* **Short exercise**
Below are records; count the lines in them that hold "decorated" and give only the count.

>> Begin Data supplied

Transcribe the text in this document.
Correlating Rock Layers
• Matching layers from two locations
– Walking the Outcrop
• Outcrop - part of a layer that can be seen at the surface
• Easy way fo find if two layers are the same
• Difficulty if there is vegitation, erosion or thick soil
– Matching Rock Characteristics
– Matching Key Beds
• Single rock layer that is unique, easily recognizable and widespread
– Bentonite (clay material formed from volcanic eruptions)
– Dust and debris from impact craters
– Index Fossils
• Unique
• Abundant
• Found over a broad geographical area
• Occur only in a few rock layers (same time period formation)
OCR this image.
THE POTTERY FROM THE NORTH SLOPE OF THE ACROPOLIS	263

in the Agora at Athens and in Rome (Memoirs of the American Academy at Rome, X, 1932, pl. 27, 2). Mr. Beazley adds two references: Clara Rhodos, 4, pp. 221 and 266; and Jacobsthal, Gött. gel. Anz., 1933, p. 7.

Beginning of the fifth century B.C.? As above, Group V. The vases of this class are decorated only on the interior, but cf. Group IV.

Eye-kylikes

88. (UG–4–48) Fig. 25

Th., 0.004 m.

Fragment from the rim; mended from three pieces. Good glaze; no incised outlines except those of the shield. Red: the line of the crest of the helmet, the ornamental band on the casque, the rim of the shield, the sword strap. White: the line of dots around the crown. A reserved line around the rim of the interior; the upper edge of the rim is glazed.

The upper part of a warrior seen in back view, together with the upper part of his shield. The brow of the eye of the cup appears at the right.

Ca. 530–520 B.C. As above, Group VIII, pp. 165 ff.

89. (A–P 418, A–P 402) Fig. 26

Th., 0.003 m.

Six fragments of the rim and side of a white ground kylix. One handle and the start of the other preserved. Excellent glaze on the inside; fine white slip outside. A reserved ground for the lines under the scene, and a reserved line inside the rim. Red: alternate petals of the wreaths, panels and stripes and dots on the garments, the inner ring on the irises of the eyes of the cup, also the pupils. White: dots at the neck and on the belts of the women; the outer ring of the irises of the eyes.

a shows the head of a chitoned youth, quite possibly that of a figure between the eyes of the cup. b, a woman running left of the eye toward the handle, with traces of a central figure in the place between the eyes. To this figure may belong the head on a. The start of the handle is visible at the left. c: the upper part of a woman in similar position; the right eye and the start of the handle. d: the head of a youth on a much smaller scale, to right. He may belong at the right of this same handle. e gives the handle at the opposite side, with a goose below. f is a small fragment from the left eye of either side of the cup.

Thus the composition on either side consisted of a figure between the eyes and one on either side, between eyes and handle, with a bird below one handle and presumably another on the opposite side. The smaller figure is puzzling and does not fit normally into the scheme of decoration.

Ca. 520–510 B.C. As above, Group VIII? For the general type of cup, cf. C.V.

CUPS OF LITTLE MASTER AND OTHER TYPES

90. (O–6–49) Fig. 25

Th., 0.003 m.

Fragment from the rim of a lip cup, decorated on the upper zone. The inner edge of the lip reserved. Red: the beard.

>> End Data supplied

* **Task output**
2